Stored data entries

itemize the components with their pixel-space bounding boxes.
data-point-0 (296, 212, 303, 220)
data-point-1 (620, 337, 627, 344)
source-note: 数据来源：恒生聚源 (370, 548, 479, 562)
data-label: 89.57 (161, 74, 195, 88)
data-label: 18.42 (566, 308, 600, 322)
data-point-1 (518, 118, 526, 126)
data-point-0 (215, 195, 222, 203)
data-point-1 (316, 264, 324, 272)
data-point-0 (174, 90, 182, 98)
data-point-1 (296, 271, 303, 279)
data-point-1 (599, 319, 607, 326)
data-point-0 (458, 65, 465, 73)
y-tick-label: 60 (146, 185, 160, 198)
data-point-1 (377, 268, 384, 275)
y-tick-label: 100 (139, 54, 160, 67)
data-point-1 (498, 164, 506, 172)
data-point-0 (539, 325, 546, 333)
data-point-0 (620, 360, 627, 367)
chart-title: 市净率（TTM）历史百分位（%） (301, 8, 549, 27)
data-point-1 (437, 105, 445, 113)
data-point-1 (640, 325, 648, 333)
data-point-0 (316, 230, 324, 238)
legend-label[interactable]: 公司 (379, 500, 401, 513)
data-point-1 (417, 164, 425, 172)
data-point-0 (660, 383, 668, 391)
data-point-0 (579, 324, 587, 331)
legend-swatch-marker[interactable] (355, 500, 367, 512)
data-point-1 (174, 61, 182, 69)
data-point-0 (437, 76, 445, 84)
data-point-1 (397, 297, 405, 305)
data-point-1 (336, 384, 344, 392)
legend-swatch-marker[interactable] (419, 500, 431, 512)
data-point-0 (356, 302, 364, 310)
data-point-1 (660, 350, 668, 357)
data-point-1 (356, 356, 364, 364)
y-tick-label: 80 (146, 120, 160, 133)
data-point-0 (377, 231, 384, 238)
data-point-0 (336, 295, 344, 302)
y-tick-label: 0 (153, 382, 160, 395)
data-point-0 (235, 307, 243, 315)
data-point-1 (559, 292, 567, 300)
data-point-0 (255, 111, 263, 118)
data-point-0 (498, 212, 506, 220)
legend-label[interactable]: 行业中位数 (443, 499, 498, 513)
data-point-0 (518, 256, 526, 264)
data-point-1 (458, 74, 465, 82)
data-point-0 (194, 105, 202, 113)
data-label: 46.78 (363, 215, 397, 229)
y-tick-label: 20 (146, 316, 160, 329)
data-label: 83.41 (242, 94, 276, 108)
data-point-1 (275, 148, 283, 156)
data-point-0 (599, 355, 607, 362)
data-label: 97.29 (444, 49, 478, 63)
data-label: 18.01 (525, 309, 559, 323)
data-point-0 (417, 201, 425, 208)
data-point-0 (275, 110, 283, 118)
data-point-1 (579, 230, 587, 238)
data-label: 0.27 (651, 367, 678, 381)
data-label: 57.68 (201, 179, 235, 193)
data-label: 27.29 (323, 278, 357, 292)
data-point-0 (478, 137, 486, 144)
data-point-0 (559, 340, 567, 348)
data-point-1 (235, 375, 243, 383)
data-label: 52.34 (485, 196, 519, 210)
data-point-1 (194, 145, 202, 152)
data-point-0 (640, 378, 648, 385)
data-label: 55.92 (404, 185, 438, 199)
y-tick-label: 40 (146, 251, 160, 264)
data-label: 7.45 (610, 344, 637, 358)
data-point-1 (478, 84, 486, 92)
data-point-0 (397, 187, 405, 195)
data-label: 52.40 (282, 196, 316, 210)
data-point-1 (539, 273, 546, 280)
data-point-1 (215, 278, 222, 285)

__Given exercise__: Edit the records so that each "y-tick-label" becomes "y-axis-label", keeping every other character unchanged.

__Complete response__:
itemize the components with their pixel-space bounding boxes.
data-point-0 (296, 212, 303, 220)
data-point-1 (620, 337, 627, 344)
source-note: 数据来源：恒生聚源 (370, 548, 479, 562)
data-label: 89.57 (161, 74, 195, 88)
data-label: 18.42 (566, 308, 600, 322)
data-point-1 (518, 118, 526, 126)
data-point-0 (215, 195, 222, 203)
data-point-1 (316, 264, 324, 272)
data-point-0 (174, 90, 182, 98)
data-point-1 (296, 271, 303, 279)
data-point-1 (599, 319, 607, 326)
data-point-0 (458, 65, 465, 73)
y-axis-label: 60 (146, 185, 160, 198)
data-point-1 (377, 268, 384, 275)
y-axis-label: 100 (139, 54, 160, 67)
data-point-1 (498, 164, 506, 172)
data-point-0 (539, 325, 546, 333)
data-point-0 (620, 360, 627, 367)
chart-title: 市净率（TTM）历史百分位（%） (301, 8, 549, 27)
data-point-1 (437, 105, 445, 113)
data-point-1 (640, 325, 648, 333)
data-point-0 (316, 230, 324, 238)
legend-label[interactable]: 公司 (379, 500, 401, 513)
data-point-1 (417, 164, 425, 172)
data-point-0 (660, 383, 668, 391)
data-point-0 (579, 324, 587, 331)
legend-swatch-marker[interactable] (355, 500, 367, 512)
data-point-1 (174, 61, 182, 69)
data-point-0 (437, 76, 445, 84)
data-point-1 (397, 297, 405, 305)
data-point-1 (336, 384, 344, 392)
legend-swatch-marker[interactable] (419, 500, 431, 512)
data-point-0 (356, 302, 364, 310)
data-point-1 (660, 350, 668, 357)
data-point-1 (356, 356, 364, 364)
y-axis-label: 80 (146, 120, 160, 133)
data-point-0 (377, 231, 384, 238)
data-point-0 (336, 295, 344, 302)
y-axis-label: 0 (153, 382, 160, 395)
data-point-0 (235, 307, 243, 315)
data-point-1 (559, 292, 567, 300)
data-point-0 (255, 111, 263, 118)
data-point-0 (498, 212, 506, 220)
legend-label[interactable]: 行业中位数 (443, 499, 498, 513)
data-point-0 (518, 256, 526, 264)
data-point-1 (458, 74, 465, 82)
data-point-0 (194, 105, 202, 113)
data-label: 46.78 (363, 215, 397, 229)
y-axis-label: 20 (146, 316, 160, 329)
data-label: 83.41 (242, 94, 276, 108)
data-point-1 (275, 148, 283, 156)
data-point-0 (599, 355, 607, 362)
data-label: 97.29 (444, 49, 478, 63)
data-label: 18.01 (525, 309, 559, 323)
data-point-0 (417, 201, 425, 208)
data-point-0 (275, 110, 283, 118)
data-point-1 (579, 230, 587, 238)
data-label: 0.27 (651, 367, 678, 381)
data-label: 57.68 (201, 179, 235, 193)
data-label: 27.29 (323, 278, 357, 292)
data-point-0 (478, 137, 486, 144)
data-point-0 (559, 340, 567, 348)
data-point-1 (235, 375, 243, 383)
data-label: 52.34 (485, 196, 519, 210)
data-point-1 (194, 145, 202, 152)
data-point-0 (640, 378, 648, 385)
data-label: 55.92 (404, 185, 438, 199)
y-axis-label: 40 (146, 251, 160, 264)
data-label: 7.45 (610, 344, 637, 358)
data-point-1 (478, 84, 486, 92)
data-point-0 (397, 187, 405, 195)
data-label: 52.40 (282, 196, 316, 210)
data-point-1 (539, 273, 546, 280)
data-point-1 (215, 278, 222, 285)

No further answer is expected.